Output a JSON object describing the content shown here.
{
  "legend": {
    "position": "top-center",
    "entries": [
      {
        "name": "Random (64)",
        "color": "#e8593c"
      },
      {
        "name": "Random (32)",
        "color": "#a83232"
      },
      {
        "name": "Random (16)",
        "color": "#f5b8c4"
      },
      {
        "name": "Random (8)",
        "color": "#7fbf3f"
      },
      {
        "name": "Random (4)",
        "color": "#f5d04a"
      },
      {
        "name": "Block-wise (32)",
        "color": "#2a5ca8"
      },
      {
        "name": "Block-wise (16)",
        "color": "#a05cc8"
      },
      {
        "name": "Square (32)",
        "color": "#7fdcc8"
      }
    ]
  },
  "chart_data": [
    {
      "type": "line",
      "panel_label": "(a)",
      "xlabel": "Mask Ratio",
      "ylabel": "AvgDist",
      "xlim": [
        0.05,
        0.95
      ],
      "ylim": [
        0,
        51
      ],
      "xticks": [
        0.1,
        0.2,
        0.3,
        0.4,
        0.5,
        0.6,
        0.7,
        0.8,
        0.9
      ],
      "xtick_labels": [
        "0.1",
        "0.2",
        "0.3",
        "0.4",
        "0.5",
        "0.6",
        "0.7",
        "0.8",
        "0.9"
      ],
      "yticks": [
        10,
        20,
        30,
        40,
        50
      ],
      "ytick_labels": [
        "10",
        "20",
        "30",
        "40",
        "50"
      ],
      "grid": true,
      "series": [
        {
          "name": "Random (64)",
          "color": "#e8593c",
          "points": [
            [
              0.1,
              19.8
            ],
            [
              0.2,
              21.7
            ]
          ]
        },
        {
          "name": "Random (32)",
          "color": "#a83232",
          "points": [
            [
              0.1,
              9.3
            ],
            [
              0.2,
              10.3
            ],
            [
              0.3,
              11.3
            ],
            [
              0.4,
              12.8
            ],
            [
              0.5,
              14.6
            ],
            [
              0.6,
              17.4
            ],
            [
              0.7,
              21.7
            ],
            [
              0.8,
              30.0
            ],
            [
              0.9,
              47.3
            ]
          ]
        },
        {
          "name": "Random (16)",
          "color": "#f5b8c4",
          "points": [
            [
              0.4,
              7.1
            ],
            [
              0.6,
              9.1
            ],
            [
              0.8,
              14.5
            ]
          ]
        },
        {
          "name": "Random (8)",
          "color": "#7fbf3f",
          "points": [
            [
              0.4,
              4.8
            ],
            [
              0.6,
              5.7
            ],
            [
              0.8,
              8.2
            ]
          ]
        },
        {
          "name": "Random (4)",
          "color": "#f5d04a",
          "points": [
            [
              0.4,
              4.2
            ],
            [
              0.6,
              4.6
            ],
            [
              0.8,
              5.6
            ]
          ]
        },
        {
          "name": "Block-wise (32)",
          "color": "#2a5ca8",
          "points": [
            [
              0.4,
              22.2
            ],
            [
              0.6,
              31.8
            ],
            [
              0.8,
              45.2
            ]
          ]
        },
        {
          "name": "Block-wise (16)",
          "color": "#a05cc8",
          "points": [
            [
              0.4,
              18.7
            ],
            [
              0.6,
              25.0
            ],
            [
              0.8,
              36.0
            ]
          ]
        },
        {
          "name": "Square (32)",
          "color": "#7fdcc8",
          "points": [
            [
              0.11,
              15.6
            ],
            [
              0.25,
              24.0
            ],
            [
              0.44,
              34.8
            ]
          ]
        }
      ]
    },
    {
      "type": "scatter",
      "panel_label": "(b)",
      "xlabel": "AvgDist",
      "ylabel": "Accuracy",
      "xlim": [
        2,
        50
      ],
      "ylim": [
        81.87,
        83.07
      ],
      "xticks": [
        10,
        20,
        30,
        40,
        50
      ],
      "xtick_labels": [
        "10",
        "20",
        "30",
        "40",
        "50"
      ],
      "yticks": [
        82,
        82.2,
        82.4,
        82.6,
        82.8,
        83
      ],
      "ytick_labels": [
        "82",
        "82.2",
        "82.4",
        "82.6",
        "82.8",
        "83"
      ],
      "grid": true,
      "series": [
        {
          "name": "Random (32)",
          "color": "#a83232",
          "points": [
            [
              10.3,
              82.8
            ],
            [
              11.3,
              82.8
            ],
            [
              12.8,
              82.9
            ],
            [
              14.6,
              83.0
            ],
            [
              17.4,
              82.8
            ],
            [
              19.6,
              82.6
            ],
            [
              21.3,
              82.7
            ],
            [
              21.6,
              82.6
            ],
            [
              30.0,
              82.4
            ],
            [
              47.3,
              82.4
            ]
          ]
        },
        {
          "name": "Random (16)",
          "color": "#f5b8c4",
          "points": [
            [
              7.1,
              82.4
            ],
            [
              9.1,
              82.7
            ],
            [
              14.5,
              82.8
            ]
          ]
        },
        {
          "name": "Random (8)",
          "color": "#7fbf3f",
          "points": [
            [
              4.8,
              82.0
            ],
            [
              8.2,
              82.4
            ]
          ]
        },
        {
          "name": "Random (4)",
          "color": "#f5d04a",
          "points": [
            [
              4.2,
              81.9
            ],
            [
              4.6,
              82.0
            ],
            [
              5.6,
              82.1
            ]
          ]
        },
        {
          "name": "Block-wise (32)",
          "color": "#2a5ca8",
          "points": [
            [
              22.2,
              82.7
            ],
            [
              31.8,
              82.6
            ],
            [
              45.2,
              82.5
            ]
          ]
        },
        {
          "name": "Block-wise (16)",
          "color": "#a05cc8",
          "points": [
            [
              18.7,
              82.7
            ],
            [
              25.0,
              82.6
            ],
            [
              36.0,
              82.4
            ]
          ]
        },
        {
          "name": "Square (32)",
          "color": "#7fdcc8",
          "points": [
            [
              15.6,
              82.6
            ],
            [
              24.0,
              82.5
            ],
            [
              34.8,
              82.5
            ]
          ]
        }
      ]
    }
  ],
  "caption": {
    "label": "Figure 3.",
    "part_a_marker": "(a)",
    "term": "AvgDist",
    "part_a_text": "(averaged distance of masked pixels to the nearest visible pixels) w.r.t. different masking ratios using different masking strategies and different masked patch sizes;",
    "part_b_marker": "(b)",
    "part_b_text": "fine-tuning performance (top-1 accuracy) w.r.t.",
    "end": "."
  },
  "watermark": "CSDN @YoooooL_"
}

__JOB__: All of the lines above need to be given again exactly.

__SOLUTION TO THIS TASK__:
Output a JSON object describing the content shown here.
{
  "legend": {
    "position": "top-center",
    "entries": [
      {
        "name": "Random (64)",
        "color": "#e8593c"
      },
      {
        "name": "Random (32)",
        "color": "#a83232"
      },
      {
        "name": "Random (16)",
        "color": "#f5b8c4"
      },
      {
        "name": "Random (8)",
        "color": "#7fbf3f"
      },
      {
        "name": "Random (4)",
        "color": "#f5d04a"
      },
      {
        "name": "Block-wise (32)",
        "color": "#2a5ca8"
      },
      {
        "name": "Block-wise (16)",
        "color": "#a05cc8"
      },
      {
        "name": "Square (32)",
        "color": "#7fdcc8"
      }
    ]
  },
  "chart_data": [
    {
      "type": "line",
      "panel_label": "(a)",
      "xlabel": "Mask Ratio",
      "ylabel": "AvgDist",
      "xlim": [
        0.05,
        0.95
      ],
      "ylim": [
        0,
        51
      ],
      "xticks": [
        0.1,
        0.2,
        0.3,
        0.4,
        0.5,
        0.6,
        0.7,
        0.8,
        0.9
      ],
      "xtick_labels": [
        "0.1",
        "0.2",
        "0.3",
        "0.4",
        "0.5",
        "0.6",
        "0.7",
        "0.8",
        "0.9"
      ],
      "yticks": [
        10,
        20,
        30,
        40,
        50
      ],
      "ytick_labels": [
        "10",
        "20",
        "30",
        "40",
        "50"
      ],
      "grid": true,
      "series": [
        {
          "name": "Random (64)",
          "color": "#e8593c",
          "points": [
            [
              0.1,
              19.8
            ],
            [
              0.2,
              21.7
            ]
          ]
        },
        {
          "name": "Random (32)",
          "color": "#a83232",
          "points": [
            [
              0.1,
              9.3
            ],
            [
              0.2,
              10.3
            ],
            [
              0.3,
              11.3
            ],
            [
              0.4,
              12.8
            ],
            [
              0.5,
              14.6
            ],
            [
              0.6,
              17.4
            ],
            [
              0.7,
              21.7
            ],
            [
              0.8,
              30.0
            ],
            [
              0.9,
              47.3
            ]
          ]
        },
        {
          "name": "Random (16)",
          "color": "#f5b8c4",
          "points": [
            [
              0.4,
              7.1
            ],
            [
              0.6,
              9.1
            ],
            [
              0.8,
              14.5
            ]
          ]
        },
        {
          "name": "Random (8)",
          "color": "#7fbf3f",
          "points": [
            [
              0.4,
              4.8
            ],
            [
              0.6,
              5.7
            ],
            [
              0.8,
              8.2
            ]
          ]
        },
        {
          "name": "Random (4)",
          "color": "#f5d04a",
          "points": [
            [
              0.4,
              4.2
            ],
            [
              0.6,
              4.6
            ],
            [
              0.8,
              5.6
            ]
          ]
        },
        {
          "name": "Block-wise (32)",
          "color": "#2a5ca8",
          "points": [
            [
              0.4,
              22.2
            ],
            [
              0.6,
              31.8
            ],
            [
              0.8,
              45.2
            ]
          ]
        },
        {
          "name": "Block-wise (16)",
          "color": "#a05cc8",
          "points": [
            [
              0.4,
              18.7
            ],
            [
              0.6,
              25.0
            ],
            [
              0.8,
              36.0
            ]
          ]
        },
        {
          "name": "Square (32)",
          "color": "#7fdcc8",
          "points": [
            [
              0.11,
              15.6
            ],
            [
              0.25,
              24.0
            ],
            [
              0.44,
              34.8
            ]
          ]
        }
      ]
    },
    {
      "type": "scatter",
      "panel_label": "(b)",
      "xlabel": "AvgDist",
      "ylabel": "Accuracy",
      "xlim": [
        2,
        50
      ],
      "ylim": [
        81.87,
        83.07
      ],
      "xticks": [
        10,
        20,
        30,
        40,
        50
      ],
      "xtick_labels": [
        "10",
        "20",
        "30",
        "40",
        "50"
      ],
      "yticks": [
        82,
        82.2,
        82.4,
        82.6,
        82.8,
        83
      ],
      "ytick_labels": [
        "82",
        "82.2",
        "82.4",
        "82.6",
        "82.8",
        "83"
      ],
      "grid": true,
      "series": [
        {
          "name": "Random (32)",
          "color": "#a83232",
          "points": [
            [
              10.3,
              82.8
            ],
            [
              11.3,
              82.8
            ],
            [
              12.8,
              82.9
            ],
            [
              14.6,
              83.0
            ],
            [
              17.4,
              82.8
            ],
            [
              19.6,
              82.6
            ],
            [
              21.3,
              82.7
            ],
            [
              21.6,
              82.6
            ],
            [
              30.0,
              82.4
            ],
            [
              47.3,
              82.4
            ]
          ]
        },
        {
          "name": "Random (16)",
          "color": "#f5b8c4",
          "points": [
            [
              7.1,
              82.4
            ],
            [
              9.1,
              82.7
            ],
            [
              14.5,
              82.8
            ]
          ]
        },
        {
          "name": "Random (8)",
          "color": "#7fbf3f",
          "points": [
            [
              4.8,
              82.0
            ],
            [
              8.2,
              82.4
            ]
          ]
        },
        {
          "name": "Random (4)",
          "color": "#f5d04a",
          "points": [
            [
              4.2,
              81.9
            ],
            [
              4.6,
              82.0
            ],
            [
              5.6,
              82.1
            ]
          ]
        },
        {
          "name": "Block-wise (32)",
          "color": "#2a5ca8",
          "points": [
            [
              22.2,
              82.7
            ],
            [
              31.8,
              82.6
            ],
            [
              45.2,
              82.5
            ]
          ]
        },
        {
          "name": "Block-wise (16)",
          "color": "#a05cc8",
          "points": [
            [
              18.7,
              82.7
            ],
            [
              25.0,
              82.6
            ],
            [
              36.0,
              82.4
            ]
          ]
        },
        {
          "name": "Square (32)",
          "color": "#7fdcc8",
          "points": [
            [
              15.6,
              82.6
            ],
            [
              24.0,
              82.5
            ],
            [
              34.8,
              82.5
            ]
          ]
        }
      ]
    }
  ],
  "caption": {
    "label": "Figure 3.",
    "part_a_marker": "(a)",
    "term": "AvgDist",
    "part_a_text": "(averaged distance of masked pixels to the nearest visible pixels) w.r.t. different masking ratios using different masking strategies and different masked patch sizes;",
    "part_b_marker": "(b)",
    "part_b_text": "fine-tuning performance (top-1 accuracy) w.r.t.",
    "end": "."
  },
  "watermark": "CSDN @YoooooL_"
}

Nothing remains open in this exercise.